__Listing__.
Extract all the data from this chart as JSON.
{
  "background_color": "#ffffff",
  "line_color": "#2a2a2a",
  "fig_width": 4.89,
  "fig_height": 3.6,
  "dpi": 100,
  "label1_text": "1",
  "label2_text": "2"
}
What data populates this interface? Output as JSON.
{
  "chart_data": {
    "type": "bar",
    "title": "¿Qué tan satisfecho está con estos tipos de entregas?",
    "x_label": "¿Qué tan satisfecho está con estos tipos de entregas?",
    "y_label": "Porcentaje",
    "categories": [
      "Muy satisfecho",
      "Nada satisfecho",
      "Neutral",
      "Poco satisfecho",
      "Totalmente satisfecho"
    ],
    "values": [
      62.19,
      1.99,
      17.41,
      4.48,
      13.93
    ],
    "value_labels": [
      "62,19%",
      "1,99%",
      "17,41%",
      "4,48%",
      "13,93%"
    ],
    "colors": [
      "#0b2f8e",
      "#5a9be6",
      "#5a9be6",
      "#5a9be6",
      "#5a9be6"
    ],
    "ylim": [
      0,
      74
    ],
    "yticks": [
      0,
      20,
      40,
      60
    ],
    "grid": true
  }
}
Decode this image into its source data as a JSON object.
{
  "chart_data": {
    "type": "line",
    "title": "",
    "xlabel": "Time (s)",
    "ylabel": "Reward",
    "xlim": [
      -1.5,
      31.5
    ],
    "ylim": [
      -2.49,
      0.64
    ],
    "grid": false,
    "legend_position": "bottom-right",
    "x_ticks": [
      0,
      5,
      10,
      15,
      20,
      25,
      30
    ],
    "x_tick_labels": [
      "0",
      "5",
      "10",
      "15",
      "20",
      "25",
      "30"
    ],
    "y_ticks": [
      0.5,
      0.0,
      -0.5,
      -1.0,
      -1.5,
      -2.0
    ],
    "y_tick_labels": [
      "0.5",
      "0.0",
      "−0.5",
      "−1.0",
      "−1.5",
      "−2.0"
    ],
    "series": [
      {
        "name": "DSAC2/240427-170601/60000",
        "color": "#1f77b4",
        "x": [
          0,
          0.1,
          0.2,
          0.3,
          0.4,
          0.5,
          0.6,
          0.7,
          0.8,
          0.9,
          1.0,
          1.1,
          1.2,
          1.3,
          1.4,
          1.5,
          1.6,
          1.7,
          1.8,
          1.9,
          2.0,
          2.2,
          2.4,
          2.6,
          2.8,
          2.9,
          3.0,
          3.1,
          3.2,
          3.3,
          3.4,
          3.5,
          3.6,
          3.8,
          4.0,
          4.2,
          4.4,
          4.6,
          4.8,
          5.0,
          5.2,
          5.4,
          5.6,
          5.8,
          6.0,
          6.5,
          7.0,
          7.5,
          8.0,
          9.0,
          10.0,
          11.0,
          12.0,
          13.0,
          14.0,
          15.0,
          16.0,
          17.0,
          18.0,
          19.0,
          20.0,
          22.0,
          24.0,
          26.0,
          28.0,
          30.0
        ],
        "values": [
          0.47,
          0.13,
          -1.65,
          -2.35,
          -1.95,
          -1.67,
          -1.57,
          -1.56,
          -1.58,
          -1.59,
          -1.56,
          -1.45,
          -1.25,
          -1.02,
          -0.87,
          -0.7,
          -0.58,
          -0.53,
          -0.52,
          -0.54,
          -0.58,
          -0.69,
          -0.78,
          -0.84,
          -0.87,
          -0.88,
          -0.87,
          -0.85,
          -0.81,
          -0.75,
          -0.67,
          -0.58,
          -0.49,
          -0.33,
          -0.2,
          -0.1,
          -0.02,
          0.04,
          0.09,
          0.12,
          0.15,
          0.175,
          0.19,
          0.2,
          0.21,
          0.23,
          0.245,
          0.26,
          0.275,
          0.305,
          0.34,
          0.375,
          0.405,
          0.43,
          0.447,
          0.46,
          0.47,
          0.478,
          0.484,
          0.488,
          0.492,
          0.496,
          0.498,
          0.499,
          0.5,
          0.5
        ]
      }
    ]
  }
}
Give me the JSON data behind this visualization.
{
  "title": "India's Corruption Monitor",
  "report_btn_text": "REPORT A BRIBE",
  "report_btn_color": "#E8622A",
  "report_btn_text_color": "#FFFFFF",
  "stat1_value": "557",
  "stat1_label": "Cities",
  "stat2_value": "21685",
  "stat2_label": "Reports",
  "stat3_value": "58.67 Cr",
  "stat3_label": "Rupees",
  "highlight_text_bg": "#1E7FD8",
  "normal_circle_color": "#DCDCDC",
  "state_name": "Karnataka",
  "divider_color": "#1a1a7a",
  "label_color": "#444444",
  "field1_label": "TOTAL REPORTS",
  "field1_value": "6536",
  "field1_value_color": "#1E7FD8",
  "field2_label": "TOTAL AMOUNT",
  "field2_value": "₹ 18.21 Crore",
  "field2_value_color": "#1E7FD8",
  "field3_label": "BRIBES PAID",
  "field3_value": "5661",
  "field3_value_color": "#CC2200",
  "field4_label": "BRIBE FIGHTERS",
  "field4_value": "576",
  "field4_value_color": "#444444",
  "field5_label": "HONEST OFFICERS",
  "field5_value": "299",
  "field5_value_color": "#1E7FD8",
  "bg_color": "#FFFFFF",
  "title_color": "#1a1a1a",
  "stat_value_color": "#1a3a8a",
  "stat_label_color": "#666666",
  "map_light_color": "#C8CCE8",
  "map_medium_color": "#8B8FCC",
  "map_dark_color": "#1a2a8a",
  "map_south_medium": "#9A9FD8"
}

__What you will do__.
Retype the listing. Match it exactly.

__Worked solution__.
Extract all the data from this chart as JSON.
{
  "background_color": "#ffffff",
  "line_color": "#2a2a2a",
  "fig_width": 4.89,
  "fig_height": 3.6,
  "dpi": 100,
  "label1_text": "1",
  "label2_text": "2"
}
What data populates this interface? Output as JSON.
{
  "chart_data": {
    "type": "bar",
    "title": "¿Qué tan satisfecho está con estos tipos de entregas?",
    "x_label": "¿Qué tan satisfecho está con estos tipos de entregas?",
    "y_label": "Porcentaje",
    "categories": [
      "Muy satisfecho",
      "Nada satisfecho",
      "Neutral",
      "Poco satisfecho",
      "Totalmente satisfecho"
    ],
    "values": [
      62.19,
      1.99,
      17.41,
      4.48,
      13.93
    ],
    "value_labels": [
      "62,19%",
      "1,99%",
      "17,41%",
      "4,48%",
      "13,93%"
    ],
    "colors": [
      "#0b2f8e",
      "#5a9be6",
      "#5a9be6",
      "#5a9be6",
      "#5a9be6"
    ],
    "ylim": [
      0,
      74
    ],
    "yticks": [
      0,
      20,
      40,
      60
    ],
    "grid": true
  }
}
Decode this image into its source data as a JSON object.
{
  "chart_data": {
    "type": "line",
    "title": "",
    "xlabel": "Time (s)",
    "ylabel": "Reward",
    "xlim": [
      -1.5,
      31.5
    ],
    "ylim": [
      -2.49,
      0.64
    ],
    "grid": false,
    "legend_position": "bottom-right",
    "x_ticks": [
      0,
      5,
      10,
      15,
      20,
      25,
      30
    ],
    "x_tick_labels": [
      "0",
      "5",
      "10",
      "15",
      "20",
      "25",
      "30"
    ],
    "y_ticks": [
      0.5,
      0.0,
      -0.5,
      -1.0,
      -1.5,
      -2.0
    ],
    "y_tick_labels": [
      "0.5",
      "0.0",
      "−0.5",
      "−1.0",
      "−1.5",
      "−2.0"
    ],
    "series": [
      {
        "name": "DSAC2/240427-170601/60000",
        "color": "#1f77b4",
        "x": [
          0,
          0.1,
          0.2,
          0.3,
          0.4,
          0.5,
          0.6,
          0.7,
          0.8,
          0.9,
          1.0,
          1.1,
          1.2,
          1.3,
          1.4,
          1.5,
          1.6,
          1.7,
          1.8,
          1.9,
          2.0,
          2.2,
          2.4,
          2.6,
          2.8,
          2.9,
          3.0,
          3.1,
          3.2,
          3.3,
          3.4,
          3.5,
          3.6,
          3.8,
          4.0,
          4.2,
          4.4,
          4.6,
          4.8,
          5.0,
          5.2,
          5.4,
          5.6,
          5.8,
          6.0,
          6.5,
          7.0,
          7.5,
          8.0,
          9.0,
          10.0,
          11.0,
          12.0,
          13.0,
          14.0,
          15.0,
          16.0,
          17.0,
          18.0,
          19.0,
          20.0,
          22.0,
          24.0,
          26.0,
          28.0,
          30.0
        ],
        "values": [
          0.47,
          0.13,
          -1.65,
          -2.35,
          -1.95,
          -1.67,
          -1.57,
          -1.56,
          -1.58,
          -1.59,
          -1.56,
          -1.45,
          -1.25,
          -1.02,
          -0.87,
          -0.7,
          -0.58,
          -0.53,
          -0.52,
          -0.54,
          -0.58,
          -0.69,
          -0.78,
          -0.84,
          -0.87,
          -0.88,
          -0.87,
          -0.85,
          -0.81,
          -0.75,
          -0.67,
          -0.58,
          -0.49,
          -0.33,
          -0.2,
          -0.1,
          -0.02,
          0.04,
          0.09,
          0.12,
          0.15,
          0.175,
          0.19,
          0.2,
          0.21,
          0.23,
          0.245,
          0.26,
          0.275,
          0.305,
          0.34,
          0.375,
          0.405,
          0.43,
          0.447,
          0.46,
          0.47,
          0.478,
          0.484,
          0.488,
          0.492,
          0.496,
          0.498,
          0.499,
          0.5,
          0.5
        ]
      }
    ]
  }
}
Give me the JSON data behind this visualization.
{
  "title": "India's Corruption Monitor",
  "report_btn_text": "REPORT A BRIBE",
  "report_btn_color": "#E8622A",
  "report_btn_text_color": "#FFFFFF",
  "stat1_value": "557",
  "stat1_label": "Cities",
  "stat2_value": "21685",
  "stat2_label": "Reports",
  "stat3_value": "58.67 Cr",
  "stat3_label": "Rupees",
  "highlight_text_bg": "#1E7FD8",
  "normal_circle_color": "#DCDCDC",
  "state_name": "Karnataka",
  "divider_color": "#1a1a7a",
  "label_color": "#444444",
  "field1_label": "TOTAL REPORTS",
  "field1_value": "6536",
  "field1_value_color": "#1E7FD8",
  "field2_label": "TOTAL AMOUNT",
  "field2_value": "₹ 18.21 Crore",
  "field2_value_color": "#1E7FD8",
  "field3_label": "BRIBES PAID",
  "field3_value": "5661",
  "field3_value_color": "#CC2200",
  "field4_label": "BRIBE FIGHTERS",
  "field4_value": "576",
  "field4_value_color": "#444444",
  "field5_label": "HONEST OFFICERS",
  "field5_value": "299",
  "field5_value_color": "#1E7FD8",
  "bg_color": "#FFFFFF",
  "title_color": "#1a1a1a",
  "stat_value_color": "#1a3a8a",
  "stat_label_color": "#666666",
  "map_light_color": "#C8CCE8",
  "map_medium_color": "#8B8FCC",
  "map_dark_color": "#1a2a8a",
  "map_south_medium": "#9A9FD8"
}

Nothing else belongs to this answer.